The data |
▬▬▬

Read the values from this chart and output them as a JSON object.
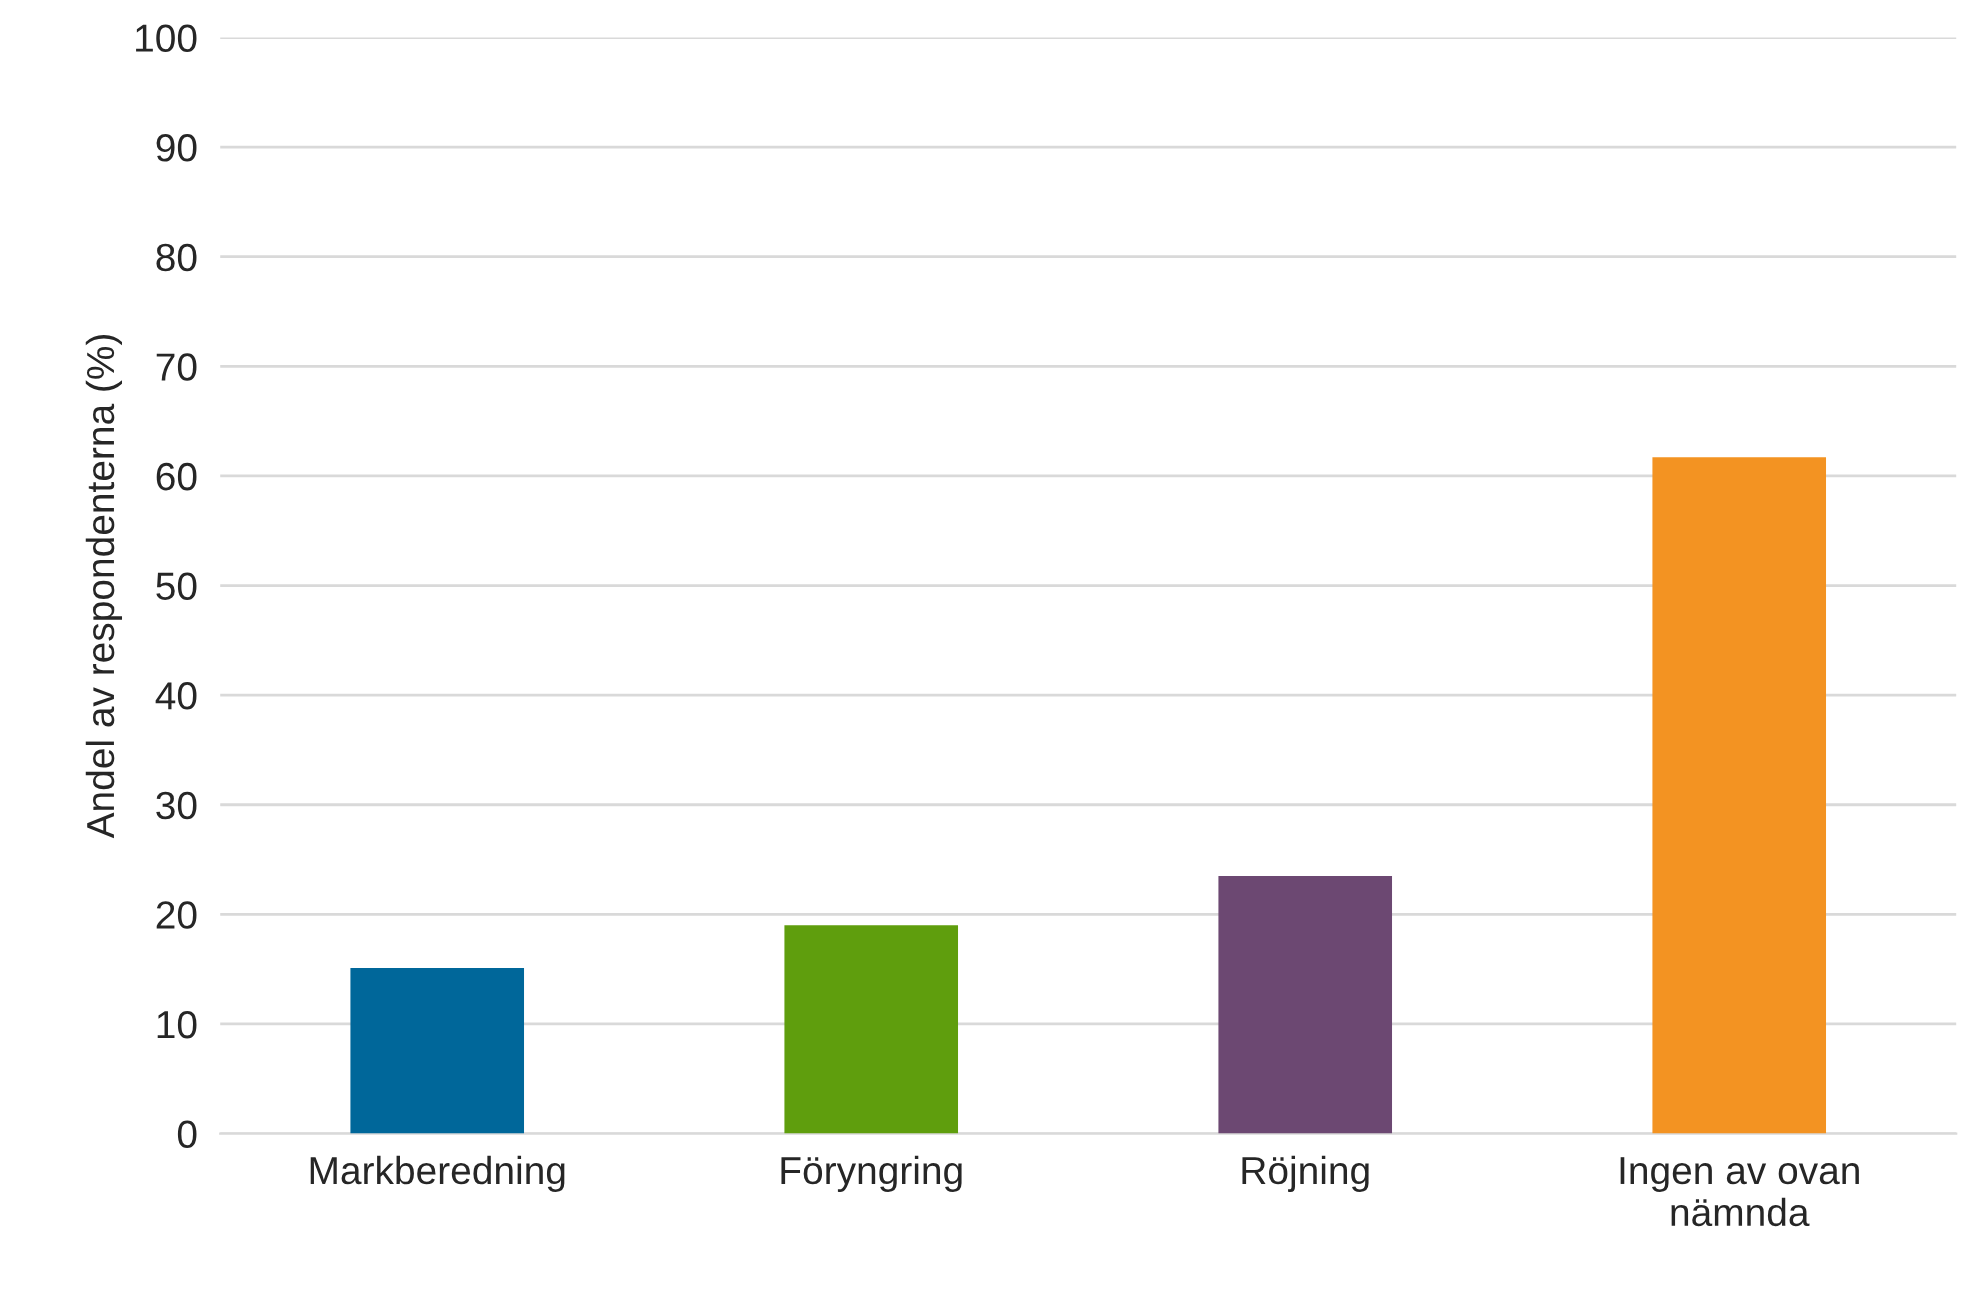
{
  "chart_data": {
    "type": "bar",
    "ylabel": "Andel av respondenterna (%)",
    "categories": [
      "Markberedning",
      "Föryngring",
      "Röjning",
      "Ingen av ovan\nnämnda"
    ],
    "values": [
      15.1,
      19.0,
      23.5,
      61.7
    ],
    "colors": [
      "#00679a",
      "#5f9e0d",
      "#6c4872",
      "#f39322"
    ],
    "ylim": [
      0,
      100
    ],
    "yticks": [
      0,
      10,
      20,
      30,
      40,
      50,
      60,
      70,
      80,
      90,
      100
    ],
    "grid": "y",
    "legend": false
  }
}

▬▬▬

Please write out all of the material above without changing a word, and omit any pictures.

Read the values from this chart and output them as a JSON object.
{
  "chart_data": {
    "type": "bar",
    "ylabel": "Andel av respondenterna (%)",
    "categories": [
      "Markberedning",
      "Föryngring",
      "Röjning",
      "Ingen av ovan\nnämnda"
    ],
    "values": [
      15.1,
      19.0,
      23.5,
      61.7
    ],
    "colors": [
      "#00679a",
      "#5f9e0d",
      "#6c4872",
      "#f39322"
    ],
    "ylim": [
      0,
      100
    ],
    "yticks": [
      0,
      10,
      20,
      30,
      40,
      50,
      60,
      70,
      80,
      90,
      100
    ],
    "grid": "y",
    "legend": false
  }
}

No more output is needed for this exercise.